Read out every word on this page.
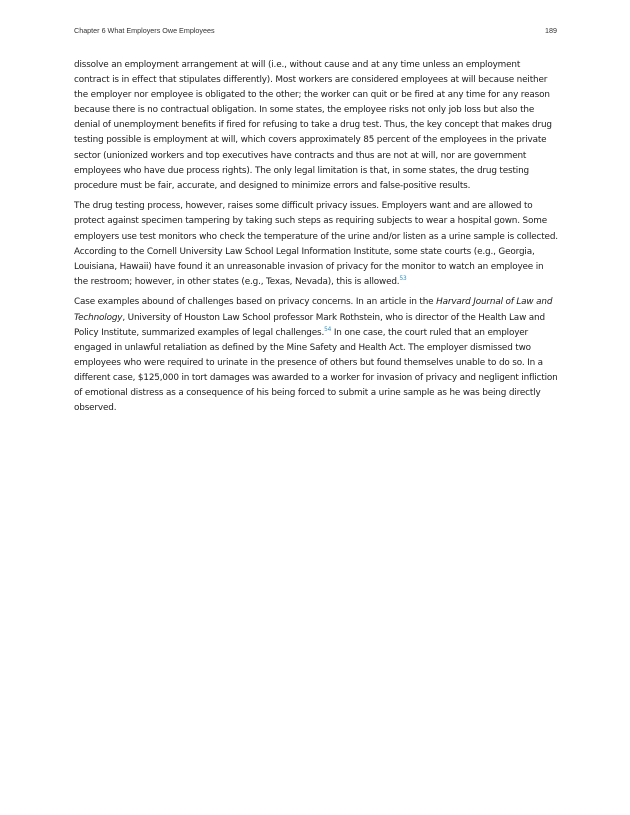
Chapter 6 What Employers Owe Employees	189

dissolve an employment arrangement at will (i.e., without cause and at any time unless an employment contract is in effect that stipulates differently). Most workers are considered employees at will because neither the employer nor employee is obligated to the other; the worker can quit or be fired at any time for any reason because there is no contractual obligation. In some states, the employee risks not only job loss but also the denial of unemployment benefits if fired for refusing to take a drug test. Thus, the key concept that makes drug testing possible is employment at will, which covers approximately 85 percent of the employees in the private sector (unionized workers and top executives have contracts and thus are not at will, nor are government employees who have due process rights). The only legal limitation is that, in some states, the drug testing procedure must be fair, accurate, and designed to minimize errors and false-positive results.

The drug testing process, however, raises some difficult privacy issues. Employers want and are allowed to protect against specimen tampering by taking such steps as requiring subjects to wear a hospital gown. Some employers use test monitors who check the temperature of the urine and/or listen as a urine sample is collected. According to the Cornell University Law School Legal Information Institute, some state courts (e.g., Georgia, Louisiana, Hawaii) have found it an unreasonable invasion of privacy for the monitor to watch an employee in the restroom; however, in other states (e.g., Texas, Nevada), this is allowed.$^{53}$

Case examples abound of challenges based on privacy concerns. In an article in the Harvard Journal of Law and Technology, University of Houston Law School professor Mark Rothstein, who is director of the Health Law and Policy Institute, summarized examples of legal challenges.$^{54}$ In one case, the court ruled that an employer engaged in unlawful retaliation as defined by the Mine Safety and Health Act. The employer dismissed two employees who were required to urinate in the presence of others but found themselves unable to do so. In a different case, $125,000 in tort damages was awarded to a worker for invasion of privacy and negligent infliction of emotional distress as a consequence of his being forced to submit a urine sample as he was being directly observed.
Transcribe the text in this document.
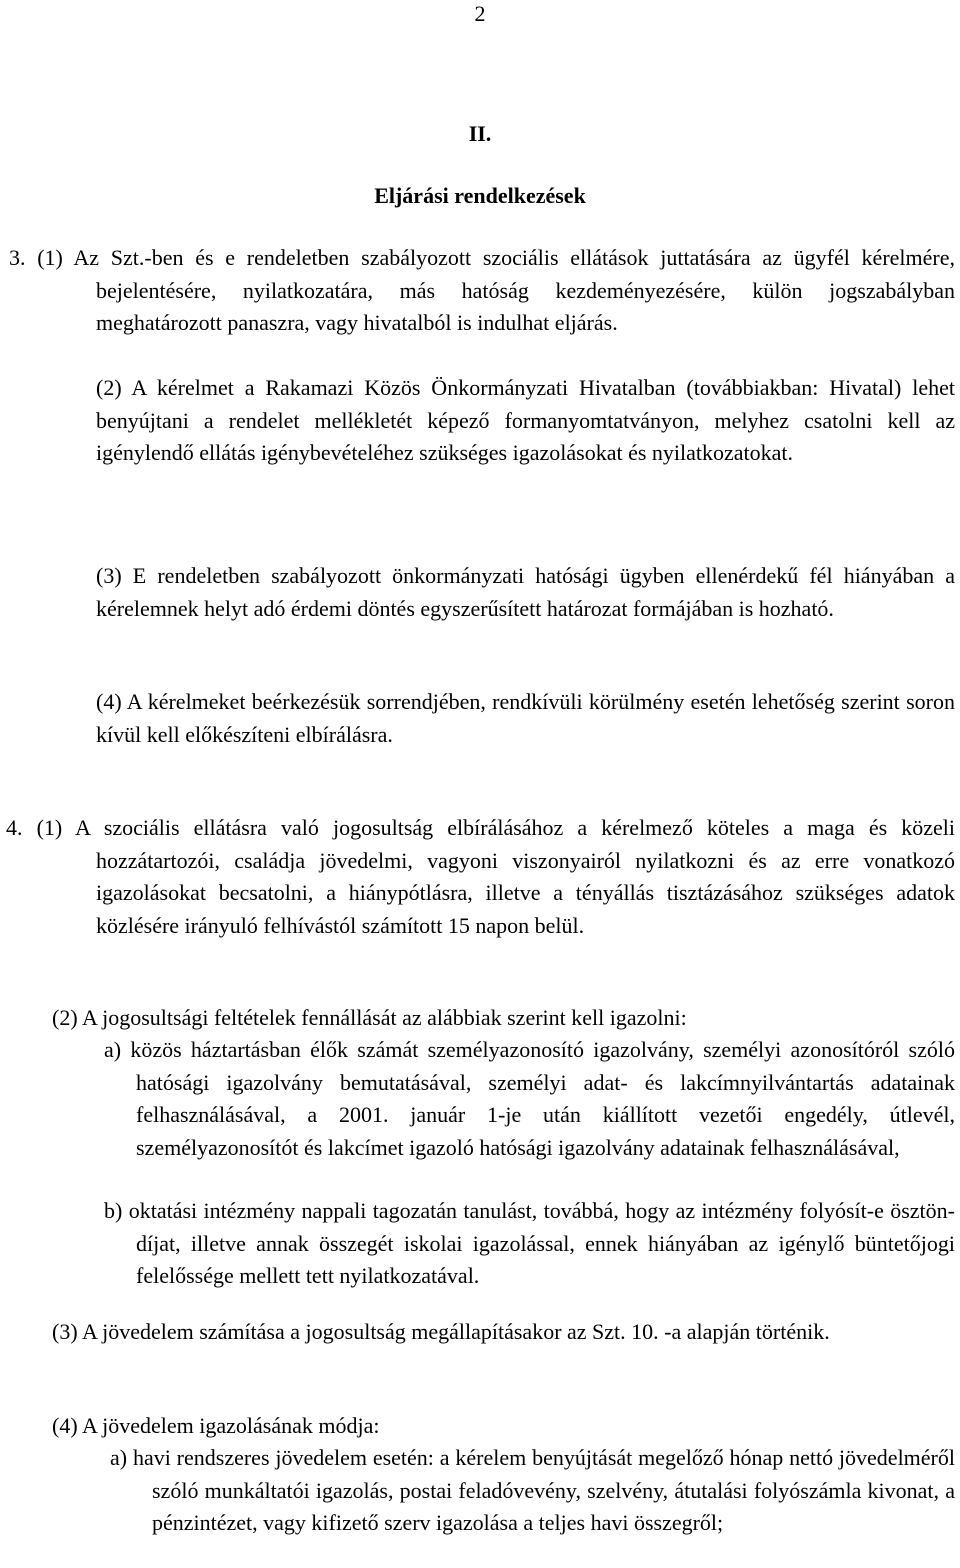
2
II.
Eljárási rendelkezések

3. (1) Az Szt.-ben és e rendeletben szabályozott szociális ellátások juttatására az ügyfél kérelmére, bejelentésére, nyilatkozatára, más hatóság kezdeményezésére, külön jogszabályban meghatározott panaszra, vagy hivatalból is indulhat eljárás.

(2) A kérelmet a Rakamazi Közös Önkormányzati Hivatalban (továbbiakban: Hivatal) lehet benyújtani a rendelet mellékletét képező formanyomtatványon, melyhez csatolni kell az igénylendő ellátás igénybevételéhez szükséges igazolásokat és nyilatkozatokat.

(3) E rendeletben szabályozott önkormányzati hatósági ügyben ellenérdekű fél hiányában a kérelemnek helyt adó érdemi döntés egyszerűsített határozat formájában is hozható.

(4) A kérelmeket beérkezésük sorrendjében, rendkívüli körülmény esetén lehetőség szerint soron kívül kell előkészíteni elbírálásra.

4. (1) A szociális ellátásra való jogosultság elbírálásához a kérelmező köteles a maga és közeli hozzátartozói, családja jövedelmi, vagyoni viszonyairól nyilatkozni és az erre vonatkozó igazolásokat becsatolni, a hiánypótlásra, illetve a tényállás tisztázásához szükséges adatok közlésére irányuló felhívástól számított 15 napon belül.

(2) A jogosultsági feltételek fennállását az alábbiak szerint kell igazolni:

a) közös háztartásban élők számát személyazonosító igazolvány, személyi azonosítóról szóló hatósági igazolvány bemutatásával, személyi adat- és lakcímnyilvántartás adatainak felhasználásával, a 2001. január 1-je után kiállított vezetői engedély, útlevél, személyazonosítót és lakcímet igazoló hatósági igazolvány adatainak felhasználásával,

b) oktatási intézmény nappali tagozatán tanulást, továbbá, hogy az intézmény folyósít-e ösztön-díjat, illetve annak összegét iskolai igazolással, ennek hiányában az igénylő büntetőjogi felelőssége mellett tett nyilatkozatával.

(3) A jövedelem számítása a jogosultság megállapításakor az Szt. 10. -a alapján történik.

(4) A jövedelem igazolásának módja:

a) havi rendszeres jövedelem esetén: a kérelem benyújtását megelőző hónap nettó jövedelméről szóló munkáltatói igazolás, postai feladóvevény, szelvény, átutalási folyószámla kivonat, a pénzintézet, vagy kifizető szerv igazolása a teljes havi összegről;
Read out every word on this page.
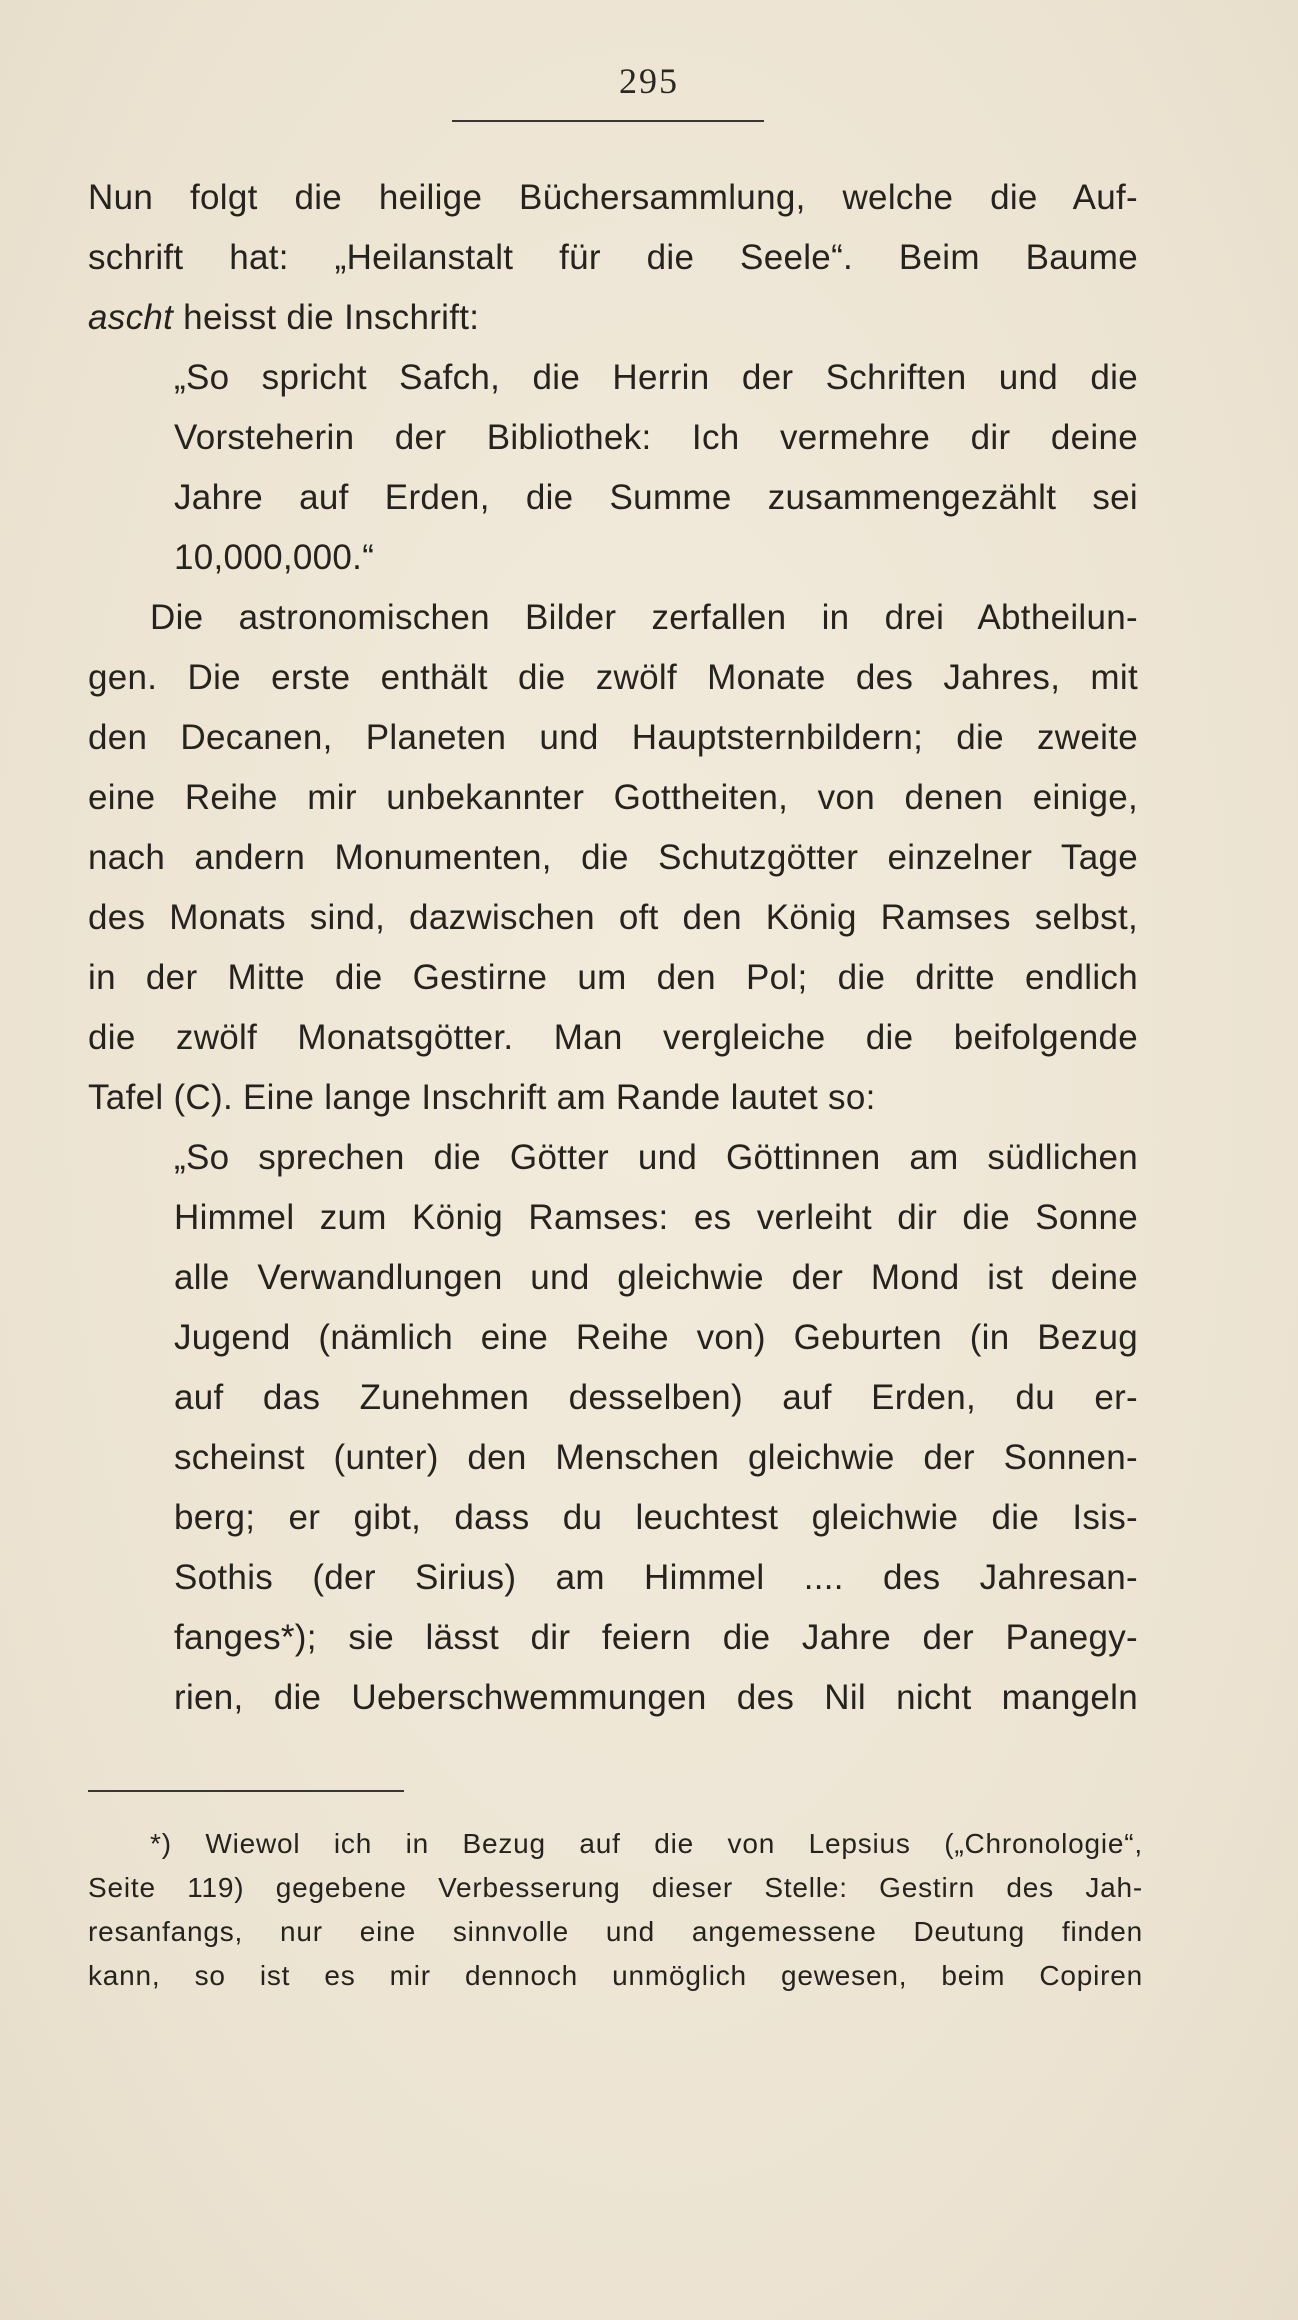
295
Nun folgt die heilige Büchersammlung, welche die Auf-
schrift hat: „Heilanstalt für die Seele“. Beim Baume
ascht heisst die Inschrift:
„So spricht Safch, die Herrin der Schriften und die
Vorsteherin der Bibliothek: Ich vermehre dir deine
Jahre auf Erden, die Summe zusammengezählt sei
10,000,000.“
Die astronomischen Bilder zerfallen in drei Abtheilun-
gen. Die erste enthält die zwölf Monate des Jahres, mit
den Decanen, Planeten und Hauptsternbildern; die zweite
eine Reihe mir unbekannter Gottheiten, von denen einige,
nach andern Monumenten, die Schutzgötter einzelner Tage
des Monats sind, dazwischen oft den König Ramses selbst,
in der Mitte die Gestirne um den Pol; die dritte endlich
die zwölf Monatsgötter. Man vergleiche die beifolgende
Tafel (C). Eine lange Inschrift am Rande lautet so:
„So sprechen die Götter und Göttinnen am südlichen
Himmel zum König Ramses: es verleiht dir die Sonne
alle Verwandlungen und gleichwie der Mond ist deine
Jugend (nämlich eine Reihe von) Geburten (in Bezug
auf das Zunehmen desselben) auf Erden, du er-
scheinst (unter) den Menschen gleichwie der Sonnen-
berg; er gibt, dass du leuchtest gleichwie die Isis-
Sothis (der Sirius) am Himmel .... des Jahresan-
fanges*); sie lässt dir feiern die Jahre der Panegy-
rien, die Ueberschwemmungen des Nil nicht mangeln
*) Wiewol ich in Bezug auf die von Lepsius („Chronologie“,
Seite 119) gegebene Verbesserung dieser Stelle: Gestirn des Jah-
resanfangs, nur eine sinnvolle und angemessene Deutung finden
kann, so ist es mir dennoch unmöglich gewesen, beim Copiren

#####

**Given exercise**
Copy all lines from the material that hold "esetén".

**Complete response**
(4) A kérelmeket beérkezésük sorrendjében, rendkívüli körülmény esetén lehetőség szerint soron kívül kell előkészíteni elbírálásra.
a) havi rendszeres jövedelem esetén: a kérelem benyújtását megelőző hónap nettó jövedelméről szóló munkáltatói igazolás, postai feladóvevény, szelvény, átutalási folyószámla kivonat, a pénzintézet, vagy kifizető szerv igazolása a teljes havi összegről;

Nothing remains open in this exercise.